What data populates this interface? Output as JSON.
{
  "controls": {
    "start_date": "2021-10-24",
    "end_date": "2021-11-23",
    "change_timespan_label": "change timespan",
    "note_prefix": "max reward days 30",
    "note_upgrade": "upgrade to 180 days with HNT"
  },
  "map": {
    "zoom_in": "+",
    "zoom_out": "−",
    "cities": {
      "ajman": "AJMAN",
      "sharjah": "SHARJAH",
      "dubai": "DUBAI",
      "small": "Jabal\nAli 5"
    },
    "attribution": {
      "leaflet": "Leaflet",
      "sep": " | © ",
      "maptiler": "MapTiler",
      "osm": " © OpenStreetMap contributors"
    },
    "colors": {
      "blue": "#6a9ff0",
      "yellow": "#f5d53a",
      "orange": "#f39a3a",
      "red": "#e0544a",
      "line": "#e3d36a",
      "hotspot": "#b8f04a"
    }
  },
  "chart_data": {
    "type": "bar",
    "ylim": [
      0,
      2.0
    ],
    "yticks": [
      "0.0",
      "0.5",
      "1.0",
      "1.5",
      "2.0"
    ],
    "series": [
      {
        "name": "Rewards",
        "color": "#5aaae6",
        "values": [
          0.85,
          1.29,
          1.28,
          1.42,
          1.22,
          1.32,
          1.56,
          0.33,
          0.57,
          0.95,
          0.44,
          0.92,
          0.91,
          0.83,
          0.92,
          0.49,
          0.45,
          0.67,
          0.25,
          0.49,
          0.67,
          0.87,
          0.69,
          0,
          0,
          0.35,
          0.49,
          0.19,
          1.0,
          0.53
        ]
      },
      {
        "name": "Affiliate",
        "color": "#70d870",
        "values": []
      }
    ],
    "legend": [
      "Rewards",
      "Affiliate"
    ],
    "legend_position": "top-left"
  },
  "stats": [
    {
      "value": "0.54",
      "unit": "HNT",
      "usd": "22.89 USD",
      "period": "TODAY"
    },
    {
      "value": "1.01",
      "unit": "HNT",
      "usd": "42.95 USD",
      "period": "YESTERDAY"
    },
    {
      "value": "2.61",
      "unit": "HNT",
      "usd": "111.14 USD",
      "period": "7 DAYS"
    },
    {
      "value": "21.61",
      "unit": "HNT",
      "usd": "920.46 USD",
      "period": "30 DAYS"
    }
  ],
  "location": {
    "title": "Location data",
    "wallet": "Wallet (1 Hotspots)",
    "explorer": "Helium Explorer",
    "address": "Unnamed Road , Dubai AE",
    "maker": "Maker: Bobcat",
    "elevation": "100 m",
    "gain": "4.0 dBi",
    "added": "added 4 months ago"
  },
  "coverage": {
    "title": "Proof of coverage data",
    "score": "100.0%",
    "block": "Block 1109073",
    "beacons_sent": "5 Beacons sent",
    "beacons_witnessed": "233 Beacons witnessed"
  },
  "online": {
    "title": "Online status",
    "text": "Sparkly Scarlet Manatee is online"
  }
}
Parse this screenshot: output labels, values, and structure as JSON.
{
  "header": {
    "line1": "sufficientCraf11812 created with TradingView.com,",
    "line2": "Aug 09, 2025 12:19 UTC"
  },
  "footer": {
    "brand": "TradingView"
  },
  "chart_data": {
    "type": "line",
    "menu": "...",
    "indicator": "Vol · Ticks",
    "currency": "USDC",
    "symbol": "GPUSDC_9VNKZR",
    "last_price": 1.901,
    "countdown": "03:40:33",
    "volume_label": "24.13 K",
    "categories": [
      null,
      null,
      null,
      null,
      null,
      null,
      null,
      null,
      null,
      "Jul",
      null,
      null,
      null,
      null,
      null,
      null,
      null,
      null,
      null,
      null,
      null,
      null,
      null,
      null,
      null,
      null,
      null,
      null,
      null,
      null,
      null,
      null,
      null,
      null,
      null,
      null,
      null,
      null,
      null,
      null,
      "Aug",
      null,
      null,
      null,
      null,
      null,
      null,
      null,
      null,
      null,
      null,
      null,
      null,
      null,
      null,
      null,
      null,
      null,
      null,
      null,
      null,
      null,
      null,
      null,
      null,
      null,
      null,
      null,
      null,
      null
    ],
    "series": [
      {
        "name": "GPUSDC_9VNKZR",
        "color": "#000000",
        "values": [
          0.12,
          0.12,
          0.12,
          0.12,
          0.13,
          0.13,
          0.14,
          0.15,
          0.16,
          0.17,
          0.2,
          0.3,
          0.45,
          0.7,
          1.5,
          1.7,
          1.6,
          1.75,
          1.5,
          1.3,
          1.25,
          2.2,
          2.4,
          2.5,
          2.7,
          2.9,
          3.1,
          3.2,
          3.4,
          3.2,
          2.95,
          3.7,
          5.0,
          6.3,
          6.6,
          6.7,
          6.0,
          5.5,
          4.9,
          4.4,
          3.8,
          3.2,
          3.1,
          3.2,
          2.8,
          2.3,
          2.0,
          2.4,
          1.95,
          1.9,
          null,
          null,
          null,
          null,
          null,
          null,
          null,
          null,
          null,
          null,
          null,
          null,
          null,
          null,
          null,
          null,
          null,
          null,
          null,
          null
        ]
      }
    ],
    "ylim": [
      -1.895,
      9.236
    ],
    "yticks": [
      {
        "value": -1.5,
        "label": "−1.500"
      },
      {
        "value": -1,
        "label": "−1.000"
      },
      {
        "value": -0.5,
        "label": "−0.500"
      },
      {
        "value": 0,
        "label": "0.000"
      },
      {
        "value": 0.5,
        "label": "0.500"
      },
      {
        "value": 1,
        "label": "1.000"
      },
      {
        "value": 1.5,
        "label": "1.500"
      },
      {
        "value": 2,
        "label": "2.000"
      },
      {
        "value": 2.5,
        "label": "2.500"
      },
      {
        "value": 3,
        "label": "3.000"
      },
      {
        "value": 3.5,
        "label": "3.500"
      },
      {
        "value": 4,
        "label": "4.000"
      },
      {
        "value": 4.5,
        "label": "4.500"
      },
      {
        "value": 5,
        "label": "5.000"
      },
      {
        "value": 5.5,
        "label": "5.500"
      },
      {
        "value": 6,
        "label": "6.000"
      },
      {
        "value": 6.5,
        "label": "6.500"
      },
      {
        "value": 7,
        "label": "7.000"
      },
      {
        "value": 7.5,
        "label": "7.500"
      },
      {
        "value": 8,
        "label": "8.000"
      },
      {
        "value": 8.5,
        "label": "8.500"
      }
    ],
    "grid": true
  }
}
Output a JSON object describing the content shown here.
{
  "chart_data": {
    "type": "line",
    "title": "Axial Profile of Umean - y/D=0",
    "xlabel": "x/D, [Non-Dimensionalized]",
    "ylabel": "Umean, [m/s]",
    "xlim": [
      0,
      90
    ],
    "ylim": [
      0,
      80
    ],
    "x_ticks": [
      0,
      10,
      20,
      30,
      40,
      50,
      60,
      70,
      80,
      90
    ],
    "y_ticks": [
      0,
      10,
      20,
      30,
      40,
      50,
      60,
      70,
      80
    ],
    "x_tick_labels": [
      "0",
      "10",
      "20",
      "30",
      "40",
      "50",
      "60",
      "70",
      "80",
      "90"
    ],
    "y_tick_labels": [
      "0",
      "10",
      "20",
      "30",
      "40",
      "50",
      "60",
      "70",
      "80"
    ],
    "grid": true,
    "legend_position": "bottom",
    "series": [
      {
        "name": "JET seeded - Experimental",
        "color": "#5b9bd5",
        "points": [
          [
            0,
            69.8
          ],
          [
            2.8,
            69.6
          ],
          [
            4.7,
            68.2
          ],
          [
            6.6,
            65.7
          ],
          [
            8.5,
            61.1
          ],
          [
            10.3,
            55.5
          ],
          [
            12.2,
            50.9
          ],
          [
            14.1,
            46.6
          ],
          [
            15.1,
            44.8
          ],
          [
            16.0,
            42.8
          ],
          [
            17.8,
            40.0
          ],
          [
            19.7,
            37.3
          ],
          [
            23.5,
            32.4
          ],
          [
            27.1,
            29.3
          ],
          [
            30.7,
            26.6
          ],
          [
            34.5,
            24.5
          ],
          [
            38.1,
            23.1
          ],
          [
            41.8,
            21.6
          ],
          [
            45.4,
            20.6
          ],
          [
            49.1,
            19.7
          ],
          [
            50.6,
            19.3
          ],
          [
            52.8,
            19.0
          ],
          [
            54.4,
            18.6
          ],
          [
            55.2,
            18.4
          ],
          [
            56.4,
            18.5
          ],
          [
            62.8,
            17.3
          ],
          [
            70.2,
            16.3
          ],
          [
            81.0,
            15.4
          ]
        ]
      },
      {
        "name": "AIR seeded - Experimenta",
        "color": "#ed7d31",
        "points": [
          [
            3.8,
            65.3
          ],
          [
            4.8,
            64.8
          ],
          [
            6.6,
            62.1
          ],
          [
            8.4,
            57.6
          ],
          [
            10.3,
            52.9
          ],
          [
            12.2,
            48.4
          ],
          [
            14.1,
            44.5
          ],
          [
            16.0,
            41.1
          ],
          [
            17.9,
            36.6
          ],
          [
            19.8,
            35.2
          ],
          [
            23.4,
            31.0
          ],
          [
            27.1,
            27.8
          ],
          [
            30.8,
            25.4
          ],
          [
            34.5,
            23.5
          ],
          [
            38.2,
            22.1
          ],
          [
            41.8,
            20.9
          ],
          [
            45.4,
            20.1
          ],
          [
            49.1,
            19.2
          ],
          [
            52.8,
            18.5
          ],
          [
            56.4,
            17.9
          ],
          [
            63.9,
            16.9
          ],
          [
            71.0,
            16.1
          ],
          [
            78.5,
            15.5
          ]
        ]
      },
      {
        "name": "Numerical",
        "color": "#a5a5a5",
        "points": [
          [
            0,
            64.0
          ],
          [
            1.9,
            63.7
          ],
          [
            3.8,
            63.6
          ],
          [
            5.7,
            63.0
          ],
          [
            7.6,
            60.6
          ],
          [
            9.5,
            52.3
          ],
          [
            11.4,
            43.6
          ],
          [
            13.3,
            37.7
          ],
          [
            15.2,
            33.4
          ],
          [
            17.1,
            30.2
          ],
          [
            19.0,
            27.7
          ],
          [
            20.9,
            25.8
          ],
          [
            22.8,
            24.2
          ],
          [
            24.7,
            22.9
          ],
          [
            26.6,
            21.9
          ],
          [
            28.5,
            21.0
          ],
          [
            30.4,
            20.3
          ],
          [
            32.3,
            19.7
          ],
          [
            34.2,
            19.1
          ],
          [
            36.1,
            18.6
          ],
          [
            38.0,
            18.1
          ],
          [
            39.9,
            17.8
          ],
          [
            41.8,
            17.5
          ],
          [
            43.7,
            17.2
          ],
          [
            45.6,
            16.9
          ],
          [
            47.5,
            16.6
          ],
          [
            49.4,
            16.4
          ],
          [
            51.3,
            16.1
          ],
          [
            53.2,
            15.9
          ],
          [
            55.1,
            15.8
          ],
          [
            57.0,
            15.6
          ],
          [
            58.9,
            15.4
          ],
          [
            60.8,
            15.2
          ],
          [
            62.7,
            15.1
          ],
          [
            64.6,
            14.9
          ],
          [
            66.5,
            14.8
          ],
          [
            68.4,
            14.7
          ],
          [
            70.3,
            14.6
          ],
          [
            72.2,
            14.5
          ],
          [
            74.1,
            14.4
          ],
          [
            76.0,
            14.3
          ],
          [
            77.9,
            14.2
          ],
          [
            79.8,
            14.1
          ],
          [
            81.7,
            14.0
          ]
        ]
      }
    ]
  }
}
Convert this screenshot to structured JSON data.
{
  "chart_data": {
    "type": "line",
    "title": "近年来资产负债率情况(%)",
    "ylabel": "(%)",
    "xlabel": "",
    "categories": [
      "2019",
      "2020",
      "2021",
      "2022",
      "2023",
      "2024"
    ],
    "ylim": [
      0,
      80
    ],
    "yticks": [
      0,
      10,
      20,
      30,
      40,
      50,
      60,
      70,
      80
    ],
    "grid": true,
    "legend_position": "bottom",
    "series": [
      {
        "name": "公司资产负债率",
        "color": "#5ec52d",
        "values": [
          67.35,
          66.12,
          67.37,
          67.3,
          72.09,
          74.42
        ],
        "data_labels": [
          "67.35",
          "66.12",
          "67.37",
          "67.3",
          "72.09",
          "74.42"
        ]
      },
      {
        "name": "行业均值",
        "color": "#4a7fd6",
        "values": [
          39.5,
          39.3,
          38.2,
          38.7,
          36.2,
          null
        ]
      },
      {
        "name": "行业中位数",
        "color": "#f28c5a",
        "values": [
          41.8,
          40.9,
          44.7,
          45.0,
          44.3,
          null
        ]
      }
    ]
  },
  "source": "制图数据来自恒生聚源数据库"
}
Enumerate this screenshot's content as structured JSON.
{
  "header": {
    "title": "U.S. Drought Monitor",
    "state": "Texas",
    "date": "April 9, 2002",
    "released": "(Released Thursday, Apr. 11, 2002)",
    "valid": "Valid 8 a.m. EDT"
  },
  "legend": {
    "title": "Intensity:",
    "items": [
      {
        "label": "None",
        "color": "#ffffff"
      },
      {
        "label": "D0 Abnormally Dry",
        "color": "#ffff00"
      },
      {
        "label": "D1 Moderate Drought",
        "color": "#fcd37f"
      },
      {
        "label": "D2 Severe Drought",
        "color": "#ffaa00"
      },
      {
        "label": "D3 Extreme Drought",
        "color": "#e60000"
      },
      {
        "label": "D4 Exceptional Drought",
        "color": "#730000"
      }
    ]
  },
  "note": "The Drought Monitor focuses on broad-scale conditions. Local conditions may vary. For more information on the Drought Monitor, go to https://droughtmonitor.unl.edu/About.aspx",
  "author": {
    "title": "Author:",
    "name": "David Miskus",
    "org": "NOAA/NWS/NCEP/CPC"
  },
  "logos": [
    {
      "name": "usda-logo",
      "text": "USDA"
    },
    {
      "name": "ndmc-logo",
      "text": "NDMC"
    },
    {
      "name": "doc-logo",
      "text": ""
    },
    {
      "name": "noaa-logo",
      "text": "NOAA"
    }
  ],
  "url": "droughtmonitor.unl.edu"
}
::::
** Instructions for the task **
What needs duplicating is the run of lines from the one containing "Enumerate this screenshot's" through the last line of the entries above, exact and complete.

** Exercise output **
Enumerate this screenshot's content as structured JSON.
{
  "header": {
    "title": "U.S. Drought Monitor",
    "state": "Texas",
    "date": "April 9, 2002",
    "released": "(Released Thursday, Apr. 11, 2002)",
    "valid": "Valid 8 a.m. EDT"
  },
  "legend": {
    "title": "Intensity:",
    "items": [
      {
        "label": "None",
        "color": "#ffffff"
      },
      {
        "label": "D0 Abnormally Dry",
        "color": "#ffff00"
      },
      {
        "label": "D1 Moderate Drought",
        "color": "#fcd37f"
      },
      {
        "label": "D2 Severe Drought",
        "color": "#ffaa00"
      },
      {
        "label": "D3 Extreme Drought",
        "color": "#e60000"
      },
      {
        "label": "D4 Exceptional Drought",
        "color": "#730000"
      }
    ]
  },
  "note": "The Drought Monitor focuses on broad-scale conditions. Local conditions may vary. For more information on the Drought Monitor, go to https://droughtmonitor.unl.edu/About.aspx",
  "author": {
    "title": "Author:",
    "name": "David Miskus",
    "org": "NOAA/NWS/NCEP/CPC"
  },
  "logos": [
    {
      "name": "usda-logo",
      "text": "USDA"
    },
    {
      "name": "ndmc-logo",
      "text": "NDMC"
    },
    {
      "name": "doc-logo",
      "text": ""
    },
    {
      "name": "noaa-logo",
      "text": "NOAA"
    }
  ],
  "url": "droughtmonitor.unl.edu"
}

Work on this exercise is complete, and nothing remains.